(Stored items from a collection)
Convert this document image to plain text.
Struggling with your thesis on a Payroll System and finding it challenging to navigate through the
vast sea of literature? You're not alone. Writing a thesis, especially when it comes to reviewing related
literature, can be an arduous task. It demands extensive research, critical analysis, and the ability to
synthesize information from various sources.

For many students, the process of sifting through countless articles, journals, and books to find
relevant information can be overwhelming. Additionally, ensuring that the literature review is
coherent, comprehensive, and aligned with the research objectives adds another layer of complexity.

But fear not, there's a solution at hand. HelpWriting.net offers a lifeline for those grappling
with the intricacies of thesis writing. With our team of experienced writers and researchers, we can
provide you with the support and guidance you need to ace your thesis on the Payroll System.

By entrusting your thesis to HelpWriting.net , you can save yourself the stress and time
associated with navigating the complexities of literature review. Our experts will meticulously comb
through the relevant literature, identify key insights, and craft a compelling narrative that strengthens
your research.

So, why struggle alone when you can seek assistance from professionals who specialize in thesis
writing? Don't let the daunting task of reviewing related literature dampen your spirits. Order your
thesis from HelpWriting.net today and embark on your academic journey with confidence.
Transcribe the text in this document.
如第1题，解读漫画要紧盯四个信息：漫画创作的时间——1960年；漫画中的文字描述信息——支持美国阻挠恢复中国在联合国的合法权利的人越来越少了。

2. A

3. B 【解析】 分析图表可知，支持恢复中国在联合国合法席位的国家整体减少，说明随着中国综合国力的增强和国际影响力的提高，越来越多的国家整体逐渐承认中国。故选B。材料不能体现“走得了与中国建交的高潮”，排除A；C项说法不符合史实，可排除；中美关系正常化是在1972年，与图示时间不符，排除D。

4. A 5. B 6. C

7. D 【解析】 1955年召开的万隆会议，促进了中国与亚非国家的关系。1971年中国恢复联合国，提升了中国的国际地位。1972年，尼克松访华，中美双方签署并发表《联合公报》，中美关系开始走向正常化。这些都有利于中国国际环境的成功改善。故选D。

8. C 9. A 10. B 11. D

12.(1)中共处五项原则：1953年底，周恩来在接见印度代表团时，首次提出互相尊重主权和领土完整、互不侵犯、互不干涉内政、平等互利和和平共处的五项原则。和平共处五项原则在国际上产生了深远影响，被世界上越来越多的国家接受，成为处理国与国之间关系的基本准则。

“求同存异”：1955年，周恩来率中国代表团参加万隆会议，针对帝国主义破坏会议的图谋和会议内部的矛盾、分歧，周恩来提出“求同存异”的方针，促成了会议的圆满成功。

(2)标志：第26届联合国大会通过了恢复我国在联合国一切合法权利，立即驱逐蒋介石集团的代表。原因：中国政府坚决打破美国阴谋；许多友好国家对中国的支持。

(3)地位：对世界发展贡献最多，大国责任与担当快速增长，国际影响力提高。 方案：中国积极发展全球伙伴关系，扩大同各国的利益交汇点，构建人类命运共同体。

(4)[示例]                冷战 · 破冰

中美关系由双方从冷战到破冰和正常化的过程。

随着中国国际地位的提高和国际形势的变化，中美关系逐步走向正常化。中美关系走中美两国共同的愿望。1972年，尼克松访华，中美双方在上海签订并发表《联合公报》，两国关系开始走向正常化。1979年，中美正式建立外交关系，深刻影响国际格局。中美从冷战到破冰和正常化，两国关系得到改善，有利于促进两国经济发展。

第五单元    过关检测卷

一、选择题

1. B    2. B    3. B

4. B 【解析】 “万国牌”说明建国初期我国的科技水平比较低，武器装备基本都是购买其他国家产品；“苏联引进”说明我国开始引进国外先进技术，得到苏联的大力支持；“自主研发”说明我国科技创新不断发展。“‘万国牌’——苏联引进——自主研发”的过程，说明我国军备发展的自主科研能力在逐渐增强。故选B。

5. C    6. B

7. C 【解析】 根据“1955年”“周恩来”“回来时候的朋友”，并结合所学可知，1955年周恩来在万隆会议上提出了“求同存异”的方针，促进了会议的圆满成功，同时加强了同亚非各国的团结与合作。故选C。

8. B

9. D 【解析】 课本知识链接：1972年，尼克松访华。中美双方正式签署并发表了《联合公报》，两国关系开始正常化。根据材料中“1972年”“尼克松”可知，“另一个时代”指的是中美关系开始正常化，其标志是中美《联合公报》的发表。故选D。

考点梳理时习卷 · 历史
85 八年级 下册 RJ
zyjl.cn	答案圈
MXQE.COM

**Task prompt**
Copy the records above exactly.

**Worked answer**
Convert this document image to plain text.
Struggling with your thesis on a Payroll System and finding it challenging to navigate through the
vast sea of literature? You're not alone. Writing a thesis, especially when it comes to reviewing related
literature, can be an arduous task. It demands extensive research, critical analysis, and the ability to
synthesize information from various sources.

For many students, the process of sifting through countless articles, journals, and books to find
relevant information can be overwhelming. Additionally, ensuring that the literature review is
coherent, comprehensive, and aligned with the research objectives adds another layer of complexity.

But fear not, there's a solution at hand. HelpWriting.net offers a lifeline for those grappling
with the intricacies of thesis writing. With our team of experienced writers and researchers, we can
provide you with the support and guidance you need to ace your thesis on the Payroll System.

By entrusting your thesis to HelpWriting.net , you can save yourself the stress and time
associated with navigating the complexities of literature review. Our experts will meticulously comb
through the relevant literature, identify key insights, and craft a compelling narrative that strengthens
your research.

So, why struggle alone when you can seek assistance from professionals who specialize in thesis
writing? Don't let the daunting task of reviewing related literature dampen your spirits. Order your
thesis from HelpWriting.net today and embark on your academic journey with confidence.
Transcribe the text in this document.
如第1题，解读漫画要紧盯四个信息：漫画创作的时间——1960年；漫画中的文字描述信息——支持美国阻挠恢复中国在联合国的合法权利的人越来越少了。

2. A

3. B 【解析】 分析图表可知，支持恢复中国在联合国合法席位的国家整体减少，说明随着中国综合国力的增强和国际影响力的提高，越来越多的国家整体逐渐承认中国。故选B。材料不能体现“走得了与中国建交的高潮”，排除A；C项说法不符合史实，可排除；中美关系正常化是在1972年，与图示时间不符，排除D。

4. A 5. B 6. C

7. D 【解析】 1955年召开的万隆会议，促进了中国与亚非国家的关系。1971年中国恢复联合国，提升了中国的国际地位。1972年，尼克松访华，中美双方签署并发表《联合公报》，中美关系开始走向正常化。这些都有利于中国国际环境的成功改善。故选D。

8. C 9. A 10. B 11. D

12.(1)中共处五项原则：1953年底，周恩来在接见印度代表团时，首次提出互相尊重主权和领土完整、互不侵犯、互不干涉内政、平等互利和和平共处的五项原则。和平共处五项原则在国际上产生了深远影响，被世界上越来越多的国家接受，成为处理国与国之间关系的基本准则。

“求同存异”：1955年，周恩来率中国代表团参加万隆会议，针对帝国主义破坏会议的图谋和会议内部的矛盾、分歧，周恩来提出“求同存异”的方针，促成了会议的圆满成功。

(2)标志：第26届联合国大会通过了恢复我国在联合国一切合法权利，立即驱逐蒋介石集团的代表。原因：中国政府坚决打破美国阴谋；许多友好国家对中国的支持。

(3)地位：对世界发展贡献最多，大国责任与担当快速增长，国际影响力提高。 方案：中国积极发展全球伙伴关系，扩大同各国的利益交汇点，构建人类命运共同体。

(4)[示例]                冷战 · 破冰

中美关系由双方从冷战到破冰和正常化的过程。

随着中国国际地位的提高和国际形势的变化，中美关系逐步走向正常化。中美关系走中美两国共同的愿望。1972年，尼克松访华，中美双方在上海签订并发表《联合公报》，两国关系开始走向正常化。1979年，中美正式建立外交关系，深刻影响国际格局。中美从冷战到破冰和正常化，两国关系得到改善，有利于促进两国经济发展。

第五单元    过关检测卷

一、选择题

1. B    2. B    3. B

4. B 【解析】 “万国牌”说明建国初期我国的科技水平比较低，武器装备基本都是购买其他国家产品；“苏联引进”说明我国开始引进国外先进技术，得到苏联的大力支持；“自主研发”说明我国科技创新不断发展。“‘万国牌’——苏联引进——自主研发”的过程，说明我国军备发展的自主科研能力在逐渐增强。故选B。

5. C    6. B

7. C 【解析】 根据“1955年”“周恩来”“回来时候的朋友”，并结合所学可知，1955年周恩来在万隆会议上提出了“求同存异”的方针，促进了会议的圆满成功，同时加强了同亚非各国的团结与合作。故选C。

8. B

9. D 【解析】 课本知识链接：1972年，尼克松访华。中美双方正式签署并发表了《联合公报》，两国关系开始正常化。根据材料中“1972年”“尼克松”可知，“另一个时代”指的是中美关系开始正常化，其标志是中美《联合公报》的发表。故选D。

考点梳理时习卷 · 历史
85 八年级 下册 RJ
zyjl.cn	答案圈
MXQE.COM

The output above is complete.